* _What the task requires_
Check every line of the material below for "violoncello". Give the number of lines that have it, and only that.

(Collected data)
==============================

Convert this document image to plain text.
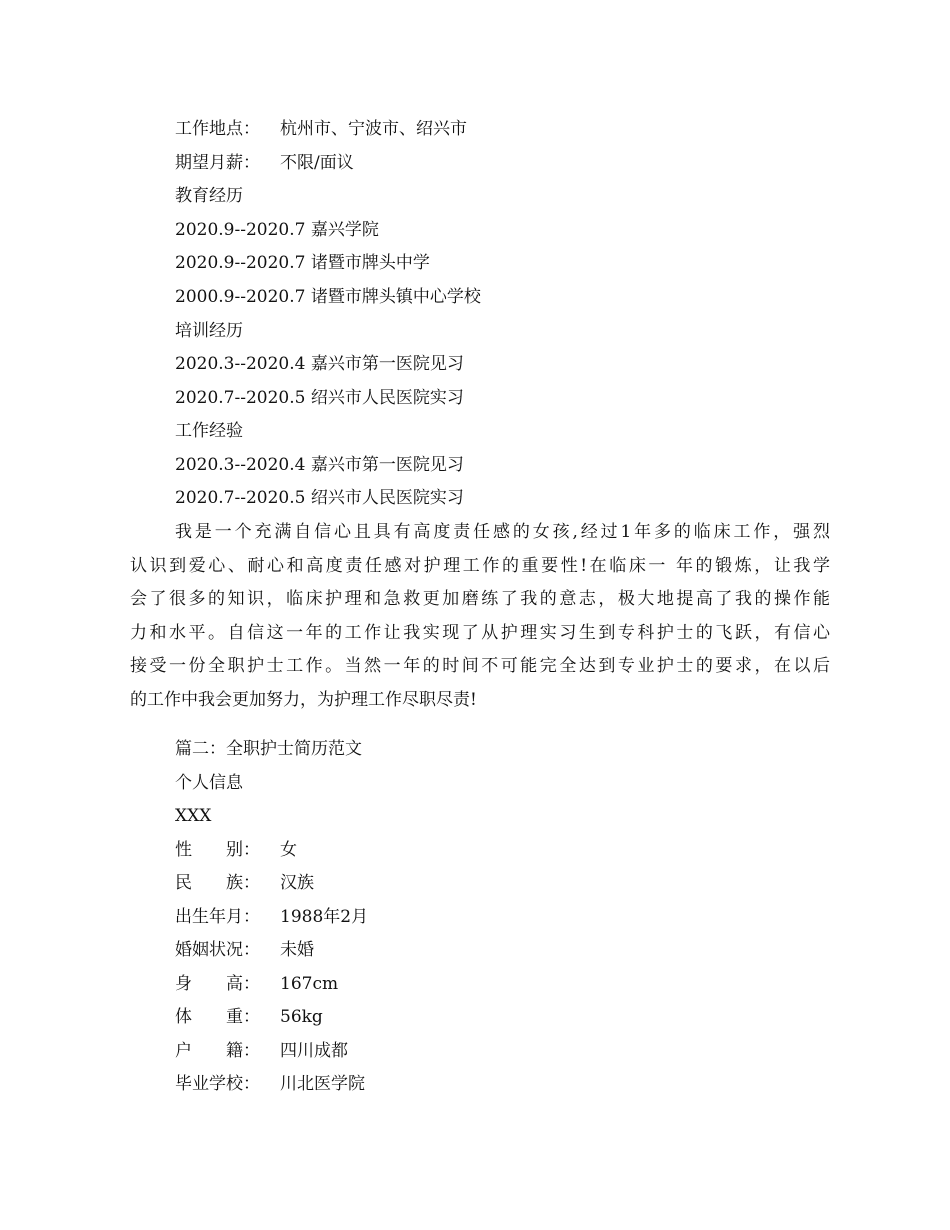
工作地点： 杭州市、宁波市、绍兴市
期望月薪： 不限/面议
教育经历
2020.9--2020.7 嘉兴学院
2020.9--2020.7 诸暨市牌头中学
2000.9--2020.7 诸暨市牌头镇中心学校
培训经历
2020.3--2020.4 嘉兴市第一医院见习
2020.7--2020.5 绍兴市人民医院实习
工作经验
2020.3--2020.4 嘉兴市第一医院见习
2020.7--2020.5 绍兴市人民医院实习
我是一个充满自信心且具有高度责任感的女孩,经过1年多的临床工作，强烈
认识到爱心、耐心和高度责任感对护理工作的重要性!在临床一 年的锻炼，让我学
会了很多的知识，临床护理和急救更加磨练了我的意志，极大地提高了我的操作能
力和水平。自信这一年的工作让我实现了从护理实习生到专科护士的飞跃，有信心
接受一份全职护士工作。当然一年的时间不可能完全达到专业护士的要求，在以后
的工作中我会更加努力，为护理工作尽职尽责!
篇二：全职护士简历范文
个人信息
XXX
性　　别： 女
民　　族： 汉族
出生年月： 1988年2月
婚姻状况： 未婚
身　　高： 167cm
体　　重： 56kg
户　　籍： 四川成都
毕业学校： 川北医学院
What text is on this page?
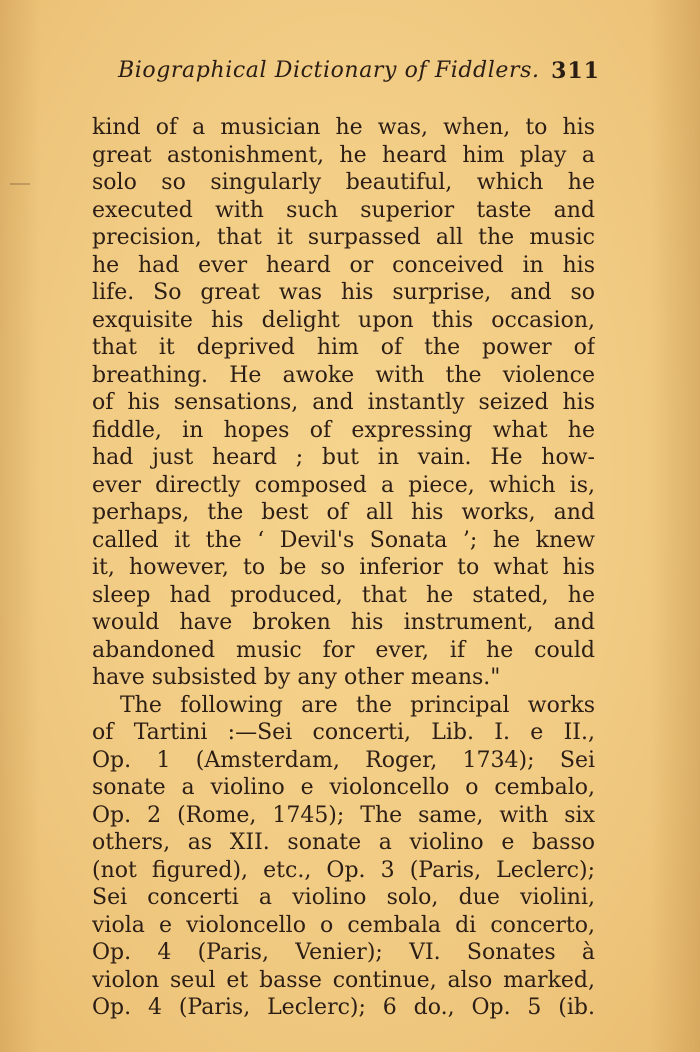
Biographical Dictionary of Fiddlers. 311
kind of a musician he was, when, to his
great astonishment, he heard him play a
solo so singularly beautiful, which he
executed with such superior taste and
precision, that it surpassed all the music
he had ever heard or conceived in his
life. So great was his surprise, and so
exquisite his delight upon this occasion,
that it deprived him of the power of
breathing. He awoke with the violence
of his sensations, and instantly seized his
fiddle, in hopes of expressing what he
had just heard ; but in vain. He how-
ever directly composed a piece, which is,
perhaps, the best of all his works, and
called it the ‘ Devil's Sonata ’; he knew
it, however, to be so inferior to what his
sleep had produced, that he stated, he
would have broken his instrument, and
abandoned music for ever, if he could
have subsisted by any other means."
The following are the principal works
of Tartini :—Sei concerti, Lib. I. e II.,
Op. 1 (Amsterdam, Roger, 1734); Sei
sonate a violino e violoncello o cembalo,
Op. 2 (Rome, 1745); The same, with six
others, as XII. sonate a violino e basso
(not figured), etc., Op. 3 (Paris, Leclerc);
Sei concerti a violino solo, due violini,
viola e violoncello o cembala di concerto,
Op. 4 (Paris, Venier); VI. Sonates à
violon seul et basse continue, also marked,
Op. 4 (Paris, Leclerc); 6 do., Op. 5 (ib.
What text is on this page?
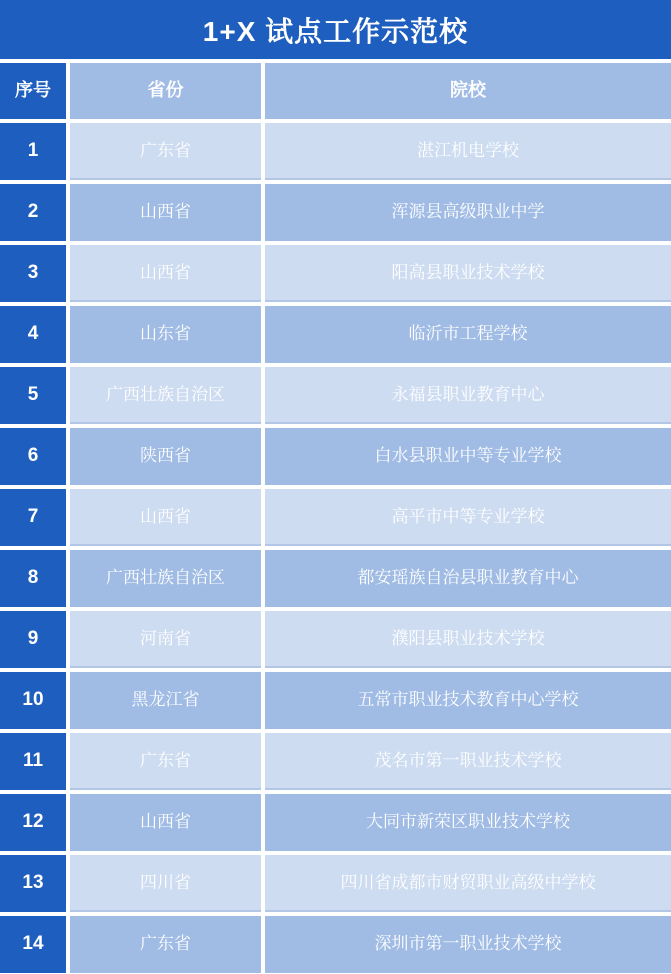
1+X 试点工作示范校
序号	省份	院校
1	广东省	湛江机电学校
2	山西省	浑源县高级职业中学
3	山西省	阳高县职业技术学校
4	山东省	临沂市工程学校
5	广西壮族自治区	永福县职业教育中心
6	陕西省	白水县职业中等专业学校
7	山西省	高平市中等专业学校
8	广西壮族自治区	都安瑶族自治县职业教育中心
9	河南省	濮阳县职业技术学校
10	黑龙江省	五常市职业技术教育中心学校
11	广东省	茂名市第一职业技术学校
12	山西省	大同市新荣区职业技术学校
13	四川省	四川省成都市财贸职业高级中学校
14	广东省	深圳市第一职业技术学校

==============================

* _Task response_
2